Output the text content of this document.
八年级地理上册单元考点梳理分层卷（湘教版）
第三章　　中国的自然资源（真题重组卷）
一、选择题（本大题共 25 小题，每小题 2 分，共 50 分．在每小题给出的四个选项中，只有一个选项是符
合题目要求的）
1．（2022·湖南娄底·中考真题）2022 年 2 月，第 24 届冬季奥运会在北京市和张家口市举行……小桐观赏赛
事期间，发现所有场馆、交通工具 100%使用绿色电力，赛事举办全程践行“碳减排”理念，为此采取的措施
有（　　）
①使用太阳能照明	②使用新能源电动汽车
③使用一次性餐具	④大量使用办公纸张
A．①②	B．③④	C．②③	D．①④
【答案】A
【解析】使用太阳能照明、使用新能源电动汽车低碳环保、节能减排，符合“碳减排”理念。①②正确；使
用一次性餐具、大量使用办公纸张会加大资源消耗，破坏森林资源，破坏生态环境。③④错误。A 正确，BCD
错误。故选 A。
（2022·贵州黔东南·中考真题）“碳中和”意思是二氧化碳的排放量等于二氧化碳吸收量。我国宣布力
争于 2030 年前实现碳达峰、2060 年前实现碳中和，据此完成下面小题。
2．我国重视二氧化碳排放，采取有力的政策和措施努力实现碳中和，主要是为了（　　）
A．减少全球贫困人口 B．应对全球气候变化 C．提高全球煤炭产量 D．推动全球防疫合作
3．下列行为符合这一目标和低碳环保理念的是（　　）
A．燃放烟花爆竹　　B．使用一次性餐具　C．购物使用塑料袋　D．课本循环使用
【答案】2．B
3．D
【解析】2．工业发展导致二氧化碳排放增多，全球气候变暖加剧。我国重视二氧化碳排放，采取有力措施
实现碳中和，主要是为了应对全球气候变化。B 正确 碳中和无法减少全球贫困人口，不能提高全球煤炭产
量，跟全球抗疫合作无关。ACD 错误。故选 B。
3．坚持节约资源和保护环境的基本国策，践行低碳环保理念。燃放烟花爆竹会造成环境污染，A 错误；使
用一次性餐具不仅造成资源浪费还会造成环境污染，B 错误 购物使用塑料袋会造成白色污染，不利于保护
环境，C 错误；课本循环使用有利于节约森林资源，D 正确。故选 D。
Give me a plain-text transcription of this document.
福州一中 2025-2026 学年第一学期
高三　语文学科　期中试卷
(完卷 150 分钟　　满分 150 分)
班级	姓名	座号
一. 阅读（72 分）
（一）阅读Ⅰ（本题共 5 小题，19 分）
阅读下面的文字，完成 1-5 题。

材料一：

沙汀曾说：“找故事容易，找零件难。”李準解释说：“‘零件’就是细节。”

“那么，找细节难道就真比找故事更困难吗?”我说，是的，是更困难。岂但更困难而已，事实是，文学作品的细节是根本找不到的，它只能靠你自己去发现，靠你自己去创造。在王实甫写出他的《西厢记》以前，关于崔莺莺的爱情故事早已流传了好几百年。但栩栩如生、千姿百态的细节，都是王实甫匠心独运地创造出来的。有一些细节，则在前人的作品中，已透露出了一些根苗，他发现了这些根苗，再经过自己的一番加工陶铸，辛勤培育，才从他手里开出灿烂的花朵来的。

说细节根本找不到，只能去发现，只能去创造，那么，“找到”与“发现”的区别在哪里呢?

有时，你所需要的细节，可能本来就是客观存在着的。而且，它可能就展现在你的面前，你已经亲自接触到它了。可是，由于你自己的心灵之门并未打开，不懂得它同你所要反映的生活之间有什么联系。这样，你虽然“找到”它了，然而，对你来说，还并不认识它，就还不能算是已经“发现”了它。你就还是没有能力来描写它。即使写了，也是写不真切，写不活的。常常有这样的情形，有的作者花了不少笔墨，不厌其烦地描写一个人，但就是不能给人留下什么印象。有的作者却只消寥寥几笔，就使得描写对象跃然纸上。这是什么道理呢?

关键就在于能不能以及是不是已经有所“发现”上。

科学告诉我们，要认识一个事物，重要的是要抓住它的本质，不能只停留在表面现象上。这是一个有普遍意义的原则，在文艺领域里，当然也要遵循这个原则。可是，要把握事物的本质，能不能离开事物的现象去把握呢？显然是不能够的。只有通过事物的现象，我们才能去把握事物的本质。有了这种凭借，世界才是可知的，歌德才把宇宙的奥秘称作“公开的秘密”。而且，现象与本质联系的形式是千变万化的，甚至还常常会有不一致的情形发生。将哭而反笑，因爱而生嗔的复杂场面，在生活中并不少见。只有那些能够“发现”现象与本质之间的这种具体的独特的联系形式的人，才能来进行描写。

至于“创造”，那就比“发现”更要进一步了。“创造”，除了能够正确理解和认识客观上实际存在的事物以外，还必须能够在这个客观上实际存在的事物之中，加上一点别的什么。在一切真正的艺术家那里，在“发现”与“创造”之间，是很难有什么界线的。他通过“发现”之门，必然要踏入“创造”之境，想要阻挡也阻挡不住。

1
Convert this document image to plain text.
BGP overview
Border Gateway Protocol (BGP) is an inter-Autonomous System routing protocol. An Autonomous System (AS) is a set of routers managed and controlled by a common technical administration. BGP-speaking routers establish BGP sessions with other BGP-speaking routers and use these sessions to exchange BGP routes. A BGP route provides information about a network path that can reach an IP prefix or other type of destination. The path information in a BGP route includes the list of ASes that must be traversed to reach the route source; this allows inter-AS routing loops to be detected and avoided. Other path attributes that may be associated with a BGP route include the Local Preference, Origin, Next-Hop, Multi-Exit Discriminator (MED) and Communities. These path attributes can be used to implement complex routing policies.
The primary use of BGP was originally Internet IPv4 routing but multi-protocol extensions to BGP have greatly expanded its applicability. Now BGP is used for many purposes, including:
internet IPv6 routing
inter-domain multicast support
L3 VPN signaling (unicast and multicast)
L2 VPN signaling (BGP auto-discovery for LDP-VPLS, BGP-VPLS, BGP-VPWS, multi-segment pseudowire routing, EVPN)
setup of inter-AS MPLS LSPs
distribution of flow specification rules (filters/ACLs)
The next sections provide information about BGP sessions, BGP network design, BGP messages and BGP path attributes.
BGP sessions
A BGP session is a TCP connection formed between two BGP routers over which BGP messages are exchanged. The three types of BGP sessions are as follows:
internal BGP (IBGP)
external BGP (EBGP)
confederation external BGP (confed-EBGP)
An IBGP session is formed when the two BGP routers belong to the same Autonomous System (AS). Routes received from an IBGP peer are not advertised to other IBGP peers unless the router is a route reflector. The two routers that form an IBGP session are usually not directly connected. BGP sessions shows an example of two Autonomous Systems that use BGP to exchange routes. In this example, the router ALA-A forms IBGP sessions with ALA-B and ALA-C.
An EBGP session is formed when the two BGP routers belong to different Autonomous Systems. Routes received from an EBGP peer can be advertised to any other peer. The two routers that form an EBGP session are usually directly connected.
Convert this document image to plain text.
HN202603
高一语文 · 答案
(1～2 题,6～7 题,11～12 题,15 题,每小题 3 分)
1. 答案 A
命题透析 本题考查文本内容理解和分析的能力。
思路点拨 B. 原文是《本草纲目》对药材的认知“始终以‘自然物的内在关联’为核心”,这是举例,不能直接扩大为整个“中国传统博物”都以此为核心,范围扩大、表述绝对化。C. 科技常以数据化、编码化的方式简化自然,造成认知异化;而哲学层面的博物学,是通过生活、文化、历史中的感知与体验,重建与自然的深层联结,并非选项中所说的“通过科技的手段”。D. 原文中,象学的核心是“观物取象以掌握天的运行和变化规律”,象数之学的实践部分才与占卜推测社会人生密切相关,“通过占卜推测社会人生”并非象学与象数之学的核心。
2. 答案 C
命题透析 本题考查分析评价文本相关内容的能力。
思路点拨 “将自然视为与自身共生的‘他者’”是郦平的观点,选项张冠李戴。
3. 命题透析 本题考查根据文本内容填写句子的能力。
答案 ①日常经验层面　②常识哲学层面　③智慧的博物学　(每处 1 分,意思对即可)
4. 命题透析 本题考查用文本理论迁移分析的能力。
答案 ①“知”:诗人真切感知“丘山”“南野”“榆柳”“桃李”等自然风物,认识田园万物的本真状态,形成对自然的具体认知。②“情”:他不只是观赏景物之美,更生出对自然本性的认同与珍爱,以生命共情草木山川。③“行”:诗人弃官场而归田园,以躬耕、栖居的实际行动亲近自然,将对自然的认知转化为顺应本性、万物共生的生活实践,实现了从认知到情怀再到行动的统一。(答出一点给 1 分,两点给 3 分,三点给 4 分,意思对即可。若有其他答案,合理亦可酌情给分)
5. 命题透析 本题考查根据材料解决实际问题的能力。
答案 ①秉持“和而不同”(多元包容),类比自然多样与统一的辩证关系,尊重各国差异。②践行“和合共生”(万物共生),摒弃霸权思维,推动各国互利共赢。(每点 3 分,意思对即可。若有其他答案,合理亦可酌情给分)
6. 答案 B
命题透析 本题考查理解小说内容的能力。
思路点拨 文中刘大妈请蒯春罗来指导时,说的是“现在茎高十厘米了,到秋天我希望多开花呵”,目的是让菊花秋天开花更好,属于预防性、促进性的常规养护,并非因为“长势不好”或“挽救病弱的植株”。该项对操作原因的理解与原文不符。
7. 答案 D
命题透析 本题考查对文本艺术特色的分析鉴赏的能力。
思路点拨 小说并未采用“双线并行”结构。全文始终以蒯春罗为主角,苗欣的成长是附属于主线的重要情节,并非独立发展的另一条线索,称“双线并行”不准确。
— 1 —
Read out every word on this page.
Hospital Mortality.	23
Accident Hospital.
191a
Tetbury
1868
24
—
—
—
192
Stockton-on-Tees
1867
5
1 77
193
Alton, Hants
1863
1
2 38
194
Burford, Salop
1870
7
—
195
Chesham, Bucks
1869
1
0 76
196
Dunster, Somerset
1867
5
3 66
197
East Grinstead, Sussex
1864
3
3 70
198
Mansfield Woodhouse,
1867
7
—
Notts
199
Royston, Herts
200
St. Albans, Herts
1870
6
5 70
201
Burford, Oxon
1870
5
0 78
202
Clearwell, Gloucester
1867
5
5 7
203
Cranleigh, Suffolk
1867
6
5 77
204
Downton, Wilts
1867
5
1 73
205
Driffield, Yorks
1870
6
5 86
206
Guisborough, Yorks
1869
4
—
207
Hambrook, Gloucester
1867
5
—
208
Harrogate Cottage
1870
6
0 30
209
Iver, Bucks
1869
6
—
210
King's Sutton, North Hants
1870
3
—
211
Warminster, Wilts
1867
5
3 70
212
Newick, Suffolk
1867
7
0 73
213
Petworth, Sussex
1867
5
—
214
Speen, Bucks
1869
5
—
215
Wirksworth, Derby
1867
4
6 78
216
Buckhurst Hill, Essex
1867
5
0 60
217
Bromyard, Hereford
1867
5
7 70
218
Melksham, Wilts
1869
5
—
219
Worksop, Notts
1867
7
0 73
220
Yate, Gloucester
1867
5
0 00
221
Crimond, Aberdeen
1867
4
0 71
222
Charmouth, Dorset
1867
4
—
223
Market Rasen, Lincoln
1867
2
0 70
★ ★ ★ ★
> TASK STATEMENT:
Output the lines from the line containing "Read out every word on this page." to the end, both included; add nothing.

> WORKED SOLUTION:
Read out every word on this page.
Hospital Mortality.	23
Accident Hospital.
191a
Tetbury
1868
24
—
—
—
192
Stockton-on-Tees
1867
5
1 77
193
Alton, Hants
1863
1
2 38
194
Burford, Salop
1870
7
—
195
Chesham, Bucks
1869
1
0 76
196
Dunster, Somerset
1867
5
3 66
197
East Grinstead, Sussex
1864
3
3 70
198
Mansfield Woodhouse,
1867
7
—
Notts
199
Royston, Herts
200
St. Albans, Herts
1870
6
5 70
201
Burford, Oxon
1870
5
0 78
202
Clearwell, Gloucester
1867
5
5 7
203
Cranleigh, Suffolk
1867
6
5 77
204
Downton, Wilts
1867
5
1 73
205
Driffield, Yorks
1870
6
5 86
206
Guisborough, Yorks
1869
4
—
207
Hambrook, Gloucester
1867
5
—
208
Harrogate Cottage
1870
6
0 30
209
Iver, Bucks
1869
6
—
210
King's Sutton, North Hants
1870
3
—
211
Warminster, Wilts
1867
5
3 70
212
Newick, Suffolk
1867
7
0 73
213
Petworth, Sussex
1867
5
—
214
Speen, Bucks
1869
5
—
215
Wirksworth, Derby
1867
4
6 78
216
Buckhurst Hill, Essex
1867
5
0 60
217
Bromyard, Hereford
1867
5
7 70
218
Melksham, Wilts
1869
5
—
219
Worksop, Notts
1867
7
0 73
220
Yate, Gloucester
1867
5
0 00
221
Crimond, Aberdeen
1867
4
0 71
222
Charmouth, Dorset
1867
4
—
223
Market Rasen, Lincoln
1867
2
0 70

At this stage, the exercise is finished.